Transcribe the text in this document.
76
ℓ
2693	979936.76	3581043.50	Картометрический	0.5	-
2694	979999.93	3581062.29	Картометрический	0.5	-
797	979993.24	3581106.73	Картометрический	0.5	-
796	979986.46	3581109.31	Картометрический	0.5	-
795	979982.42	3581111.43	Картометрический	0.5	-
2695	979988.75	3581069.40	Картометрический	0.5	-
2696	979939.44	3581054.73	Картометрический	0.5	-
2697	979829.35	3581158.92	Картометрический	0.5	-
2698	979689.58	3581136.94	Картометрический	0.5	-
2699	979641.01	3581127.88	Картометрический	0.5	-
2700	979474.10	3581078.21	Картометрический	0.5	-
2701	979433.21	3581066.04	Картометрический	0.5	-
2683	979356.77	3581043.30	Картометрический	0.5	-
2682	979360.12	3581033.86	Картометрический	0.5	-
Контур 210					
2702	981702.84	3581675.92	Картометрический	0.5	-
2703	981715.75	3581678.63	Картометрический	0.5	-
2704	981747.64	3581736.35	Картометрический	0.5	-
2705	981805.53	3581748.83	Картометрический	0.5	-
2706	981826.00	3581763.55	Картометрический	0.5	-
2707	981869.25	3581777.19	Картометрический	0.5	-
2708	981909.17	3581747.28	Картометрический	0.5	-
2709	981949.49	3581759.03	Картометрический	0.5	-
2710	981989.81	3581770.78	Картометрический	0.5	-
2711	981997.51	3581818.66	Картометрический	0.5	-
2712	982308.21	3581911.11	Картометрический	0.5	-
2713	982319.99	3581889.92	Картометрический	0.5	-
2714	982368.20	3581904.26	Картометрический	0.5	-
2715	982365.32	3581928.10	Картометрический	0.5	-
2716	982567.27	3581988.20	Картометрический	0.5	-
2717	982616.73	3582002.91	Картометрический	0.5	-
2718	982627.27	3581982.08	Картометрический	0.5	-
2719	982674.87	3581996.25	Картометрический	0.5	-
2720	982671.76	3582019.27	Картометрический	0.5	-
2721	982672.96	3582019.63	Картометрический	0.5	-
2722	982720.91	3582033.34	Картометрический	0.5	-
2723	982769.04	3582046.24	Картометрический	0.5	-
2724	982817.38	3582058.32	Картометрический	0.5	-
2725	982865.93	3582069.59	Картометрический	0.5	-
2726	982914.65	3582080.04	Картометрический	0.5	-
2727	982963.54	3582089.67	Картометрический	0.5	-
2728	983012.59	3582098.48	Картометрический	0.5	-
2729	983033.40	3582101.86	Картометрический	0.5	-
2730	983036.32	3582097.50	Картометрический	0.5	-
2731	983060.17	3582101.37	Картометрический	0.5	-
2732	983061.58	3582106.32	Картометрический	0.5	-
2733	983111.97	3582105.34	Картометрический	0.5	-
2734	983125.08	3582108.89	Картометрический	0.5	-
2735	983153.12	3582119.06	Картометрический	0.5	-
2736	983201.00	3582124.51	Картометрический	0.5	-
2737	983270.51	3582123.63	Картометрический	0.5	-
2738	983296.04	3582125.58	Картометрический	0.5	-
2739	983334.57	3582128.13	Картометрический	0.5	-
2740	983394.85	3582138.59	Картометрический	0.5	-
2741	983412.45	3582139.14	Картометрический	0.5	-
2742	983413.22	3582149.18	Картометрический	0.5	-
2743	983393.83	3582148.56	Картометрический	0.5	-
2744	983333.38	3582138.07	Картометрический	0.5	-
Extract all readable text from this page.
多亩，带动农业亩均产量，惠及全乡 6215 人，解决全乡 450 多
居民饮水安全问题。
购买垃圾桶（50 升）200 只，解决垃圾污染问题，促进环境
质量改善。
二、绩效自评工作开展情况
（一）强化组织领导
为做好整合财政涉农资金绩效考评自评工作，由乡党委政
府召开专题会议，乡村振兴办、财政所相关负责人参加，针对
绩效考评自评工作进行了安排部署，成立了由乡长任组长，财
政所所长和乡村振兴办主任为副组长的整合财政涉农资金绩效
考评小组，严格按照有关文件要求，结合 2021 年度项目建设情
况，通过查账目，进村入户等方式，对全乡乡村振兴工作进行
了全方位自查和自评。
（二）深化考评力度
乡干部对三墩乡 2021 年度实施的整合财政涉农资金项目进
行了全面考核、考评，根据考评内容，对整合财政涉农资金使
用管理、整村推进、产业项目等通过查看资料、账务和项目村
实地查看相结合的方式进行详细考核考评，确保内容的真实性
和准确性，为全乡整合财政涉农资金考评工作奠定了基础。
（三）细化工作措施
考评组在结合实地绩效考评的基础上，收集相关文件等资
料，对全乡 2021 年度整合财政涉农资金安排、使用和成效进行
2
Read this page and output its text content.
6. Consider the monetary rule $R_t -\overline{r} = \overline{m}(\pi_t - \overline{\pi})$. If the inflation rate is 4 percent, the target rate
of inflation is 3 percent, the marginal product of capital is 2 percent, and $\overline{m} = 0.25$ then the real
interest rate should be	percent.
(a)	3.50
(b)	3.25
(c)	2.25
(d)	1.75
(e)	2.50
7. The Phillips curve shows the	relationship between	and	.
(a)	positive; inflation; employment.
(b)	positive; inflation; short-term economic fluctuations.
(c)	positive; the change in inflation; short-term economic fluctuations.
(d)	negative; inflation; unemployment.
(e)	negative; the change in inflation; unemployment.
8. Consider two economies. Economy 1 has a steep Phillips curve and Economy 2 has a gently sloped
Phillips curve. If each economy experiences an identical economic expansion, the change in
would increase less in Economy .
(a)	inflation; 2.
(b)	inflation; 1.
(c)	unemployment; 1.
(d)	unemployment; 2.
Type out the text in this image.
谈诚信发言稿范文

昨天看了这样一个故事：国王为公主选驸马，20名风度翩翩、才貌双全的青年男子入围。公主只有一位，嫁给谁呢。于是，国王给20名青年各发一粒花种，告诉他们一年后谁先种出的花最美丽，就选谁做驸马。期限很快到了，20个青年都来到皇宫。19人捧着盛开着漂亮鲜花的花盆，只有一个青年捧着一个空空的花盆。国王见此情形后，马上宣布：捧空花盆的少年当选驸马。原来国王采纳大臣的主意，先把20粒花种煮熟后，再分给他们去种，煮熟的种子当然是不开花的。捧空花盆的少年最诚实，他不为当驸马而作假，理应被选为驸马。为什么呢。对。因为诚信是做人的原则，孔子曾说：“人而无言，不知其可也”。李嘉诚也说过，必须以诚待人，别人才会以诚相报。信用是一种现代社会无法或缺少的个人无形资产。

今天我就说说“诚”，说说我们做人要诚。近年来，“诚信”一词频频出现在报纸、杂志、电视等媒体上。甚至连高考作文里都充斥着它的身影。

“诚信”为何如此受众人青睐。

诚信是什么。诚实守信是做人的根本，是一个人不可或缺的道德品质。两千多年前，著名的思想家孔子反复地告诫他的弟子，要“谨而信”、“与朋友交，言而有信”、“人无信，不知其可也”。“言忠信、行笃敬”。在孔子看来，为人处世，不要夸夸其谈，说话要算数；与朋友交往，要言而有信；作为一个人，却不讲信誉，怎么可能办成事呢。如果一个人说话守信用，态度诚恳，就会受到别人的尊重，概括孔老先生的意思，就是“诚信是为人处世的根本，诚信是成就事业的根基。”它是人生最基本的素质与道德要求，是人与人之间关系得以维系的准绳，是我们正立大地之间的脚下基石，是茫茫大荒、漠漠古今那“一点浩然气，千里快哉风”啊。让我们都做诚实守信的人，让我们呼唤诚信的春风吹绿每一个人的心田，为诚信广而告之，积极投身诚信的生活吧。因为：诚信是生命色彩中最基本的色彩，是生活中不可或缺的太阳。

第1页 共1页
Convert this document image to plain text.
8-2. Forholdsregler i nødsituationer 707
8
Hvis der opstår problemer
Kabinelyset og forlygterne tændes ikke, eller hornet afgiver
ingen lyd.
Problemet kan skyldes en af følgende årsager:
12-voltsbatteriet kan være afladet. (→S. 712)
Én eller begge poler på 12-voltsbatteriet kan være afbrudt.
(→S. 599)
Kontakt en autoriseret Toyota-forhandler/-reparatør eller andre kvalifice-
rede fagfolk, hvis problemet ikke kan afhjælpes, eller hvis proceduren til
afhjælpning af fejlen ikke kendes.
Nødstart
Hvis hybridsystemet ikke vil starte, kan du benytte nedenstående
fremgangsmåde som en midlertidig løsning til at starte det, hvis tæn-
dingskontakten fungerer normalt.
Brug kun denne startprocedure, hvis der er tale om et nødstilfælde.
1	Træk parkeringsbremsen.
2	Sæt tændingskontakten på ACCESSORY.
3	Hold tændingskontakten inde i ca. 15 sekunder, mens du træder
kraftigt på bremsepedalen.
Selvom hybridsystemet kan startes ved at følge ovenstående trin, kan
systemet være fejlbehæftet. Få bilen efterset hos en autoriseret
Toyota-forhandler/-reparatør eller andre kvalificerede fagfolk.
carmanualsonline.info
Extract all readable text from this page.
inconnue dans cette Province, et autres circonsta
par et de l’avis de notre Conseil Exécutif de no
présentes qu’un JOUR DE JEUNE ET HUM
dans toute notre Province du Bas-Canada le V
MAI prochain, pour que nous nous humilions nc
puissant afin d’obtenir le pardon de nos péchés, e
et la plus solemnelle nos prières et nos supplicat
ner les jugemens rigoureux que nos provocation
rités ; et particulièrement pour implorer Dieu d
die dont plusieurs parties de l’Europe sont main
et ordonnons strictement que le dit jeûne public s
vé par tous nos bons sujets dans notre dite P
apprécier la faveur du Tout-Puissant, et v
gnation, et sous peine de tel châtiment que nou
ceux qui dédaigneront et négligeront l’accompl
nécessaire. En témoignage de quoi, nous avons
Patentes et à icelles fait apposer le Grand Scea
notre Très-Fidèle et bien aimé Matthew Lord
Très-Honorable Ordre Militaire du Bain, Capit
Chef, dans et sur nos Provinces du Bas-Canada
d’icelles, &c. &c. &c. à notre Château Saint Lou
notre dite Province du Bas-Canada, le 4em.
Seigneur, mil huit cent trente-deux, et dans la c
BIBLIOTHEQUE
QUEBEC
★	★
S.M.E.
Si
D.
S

» Stated task: Gather up the lines containing the word "不知其可也" from these records and copy them.

» Expected output:
昨天看了这样一个故事：国王为公主选驸马，20名风度翩翩、才貌双全的青年男子入围。公主只有一位，嫁给谁呢。于是，国王给20名青年各发一粒花种，告诉他们一年后谁先种出的花最美丽，就选谁做驸马。期限很快到了，20个青年都来到皇宫。19人捧着盛开着漂亮鲜花的花盆，只有一个青年捧着一个空空的花盆。国王见此情形后，马上宣布：捧空花盆的少年当选驸马。原来国王采纳大臣的主意，先把20粒花种煮熟后，再分给他们去种，煮熟的种子当然是不开花的。捧空花盆的少年最诚实，他不为当驸马而作假，理应被选为驸马。为什么呢。对。因为诚信是做人的原则，孔子曾说：“人而无言，不知其可也”。李嘉诚也说过，必须以诚待人，别人才会以诚相报。信用是一种现代社会无法或缺少的个人无形资产。
诚信是什么。诚实守信是做人的根本，是一个人不可或缺的道德品质。两千多年前，著名的思想家孔子反复地告诫他的弟子，要“谨而信”、“与朋友交，言而有信”、“人无信，不知其可也”。“言忠信、行笃敬”。在孔子看来，为人处世，不要夸夸其谈，说话要算数；与朋友交往，要言而有信；作为一个人，却不讲信誉，怎么可能办成事呢。如果一个人说话守信用，态度诚恳，就会受到别人的尊重，概括孔老先生的意思，就是“诚信是为人处世的根本，诚信是成就事业的根基。”它是人生最基本的素质与道德要求，是人与人之间关系得以维系的准绳，是我们正立大地之间的脚下基石，是茫茫大荒、漠漠古今那“一点浩然气，千里快哉风”啊。让我们都做诚实守信的人，让我们呼唤诚信的春风吹绿每一个人的心田，为诚信广而告之，积极投身诚信的生活吧。因为：诚信是生命色彩中最基本的色彩，是生活中不可或缺的太阳。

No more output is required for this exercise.